### Information given
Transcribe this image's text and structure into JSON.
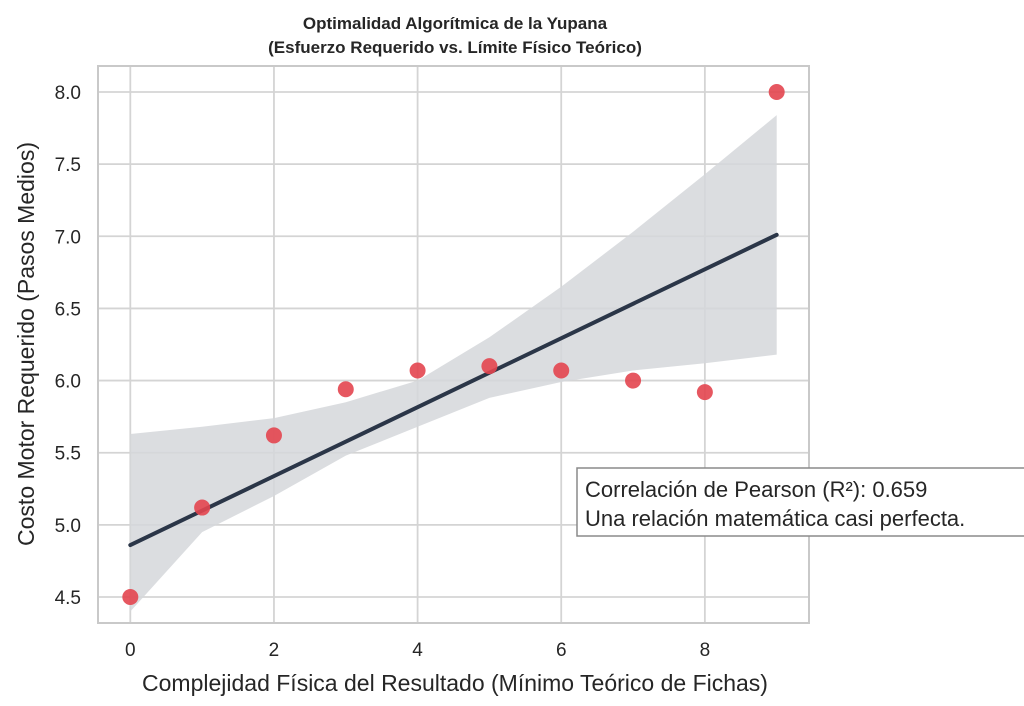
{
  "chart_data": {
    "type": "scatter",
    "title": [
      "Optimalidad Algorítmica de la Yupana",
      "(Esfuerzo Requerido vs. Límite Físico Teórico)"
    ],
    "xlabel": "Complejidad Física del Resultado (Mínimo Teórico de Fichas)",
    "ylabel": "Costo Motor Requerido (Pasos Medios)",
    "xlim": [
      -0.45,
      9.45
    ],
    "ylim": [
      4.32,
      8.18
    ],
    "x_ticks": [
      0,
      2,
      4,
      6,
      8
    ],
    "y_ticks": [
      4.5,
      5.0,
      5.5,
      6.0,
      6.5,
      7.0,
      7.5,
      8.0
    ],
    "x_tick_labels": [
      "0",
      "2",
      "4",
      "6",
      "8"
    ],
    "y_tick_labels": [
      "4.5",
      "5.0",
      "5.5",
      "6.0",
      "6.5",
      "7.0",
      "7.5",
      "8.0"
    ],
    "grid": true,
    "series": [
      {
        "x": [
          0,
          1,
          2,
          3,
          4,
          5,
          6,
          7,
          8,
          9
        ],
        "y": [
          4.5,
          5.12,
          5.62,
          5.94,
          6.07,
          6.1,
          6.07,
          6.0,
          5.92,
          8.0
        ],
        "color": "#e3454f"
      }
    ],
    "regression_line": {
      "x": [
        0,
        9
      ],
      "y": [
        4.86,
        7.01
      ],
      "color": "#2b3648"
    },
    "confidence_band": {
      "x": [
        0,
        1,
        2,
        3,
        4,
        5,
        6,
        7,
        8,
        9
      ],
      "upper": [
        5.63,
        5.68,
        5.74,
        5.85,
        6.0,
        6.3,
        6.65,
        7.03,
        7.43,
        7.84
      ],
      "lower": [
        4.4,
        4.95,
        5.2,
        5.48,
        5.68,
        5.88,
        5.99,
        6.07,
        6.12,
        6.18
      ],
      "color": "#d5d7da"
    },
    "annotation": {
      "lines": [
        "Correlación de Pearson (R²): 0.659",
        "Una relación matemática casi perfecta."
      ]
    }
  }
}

### Exercise requirements
List all lines above in which the string "Teórico" appears.

### Exercise response
      "(Esfuerzo Requerido vs. Límite Físico Teórico)"
    "xlabel": "Complejidad Física del Resultado (Mínimo Teórico de Fichas)",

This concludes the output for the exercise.